**Exercise details:**
Each line below must be set down exactly as it stands.

** Exercise data follows **

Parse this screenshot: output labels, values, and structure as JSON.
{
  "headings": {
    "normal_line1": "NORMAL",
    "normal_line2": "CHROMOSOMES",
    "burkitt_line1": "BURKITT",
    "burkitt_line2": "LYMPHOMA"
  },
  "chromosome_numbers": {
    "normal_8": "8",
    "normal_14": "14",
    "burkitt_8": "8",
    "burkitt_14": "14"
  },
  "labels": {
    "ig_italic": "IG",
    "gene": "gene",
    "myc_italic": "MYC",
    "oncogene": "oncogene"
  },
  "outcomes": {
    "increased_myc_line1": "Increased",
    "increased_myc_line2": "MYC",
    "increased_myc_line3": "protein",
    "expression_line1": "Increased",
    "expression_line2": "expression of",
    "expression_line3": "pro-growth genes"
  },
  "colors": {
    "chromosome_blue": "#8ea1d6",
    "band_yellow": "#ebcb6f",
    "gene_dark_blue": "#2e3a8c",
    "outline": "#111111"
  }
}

** End of Exercise data **

**Expected answer:**
Parse this screenshot: output labels, values, and structure as JSON.
{
  "headings": {
    "normal_line1": "NORMAL",
    "normal_line2": "CHROMOSOMES",
    "burkitt_line1": "BURKITT",
    "burkitt_line2": "LYMPHOMA"
  },
  "chromosome_numbers": {
    "normal_8": "8",
    "normal_14": "14",
    "burkitt_8": "8",
    "burkitt_14": "14"
  },
  "labels": {
    "ig_italic": "IG",
    "gene": "gene",
    "myc_italic": "MYC",
    "oncogene": "oncogene"
  },
  "outcomes": {
    "increased_myc_line1": "Increased",
    "increased_myc_line2": "MYC",
    "increased_myc_line3": "protein",
    "expression_line1": "Increased",
    "expression_line2": "expression of",
    "expression_line3": "pro-growth genes"
  },
  "colors": {
    "chromosome_blue": "#8ea1d6",
    "band_yellow": "#ebcb6f",
    "gene_dark_blue": "#2e3a8c",
    "outline": "#111111"
  }
}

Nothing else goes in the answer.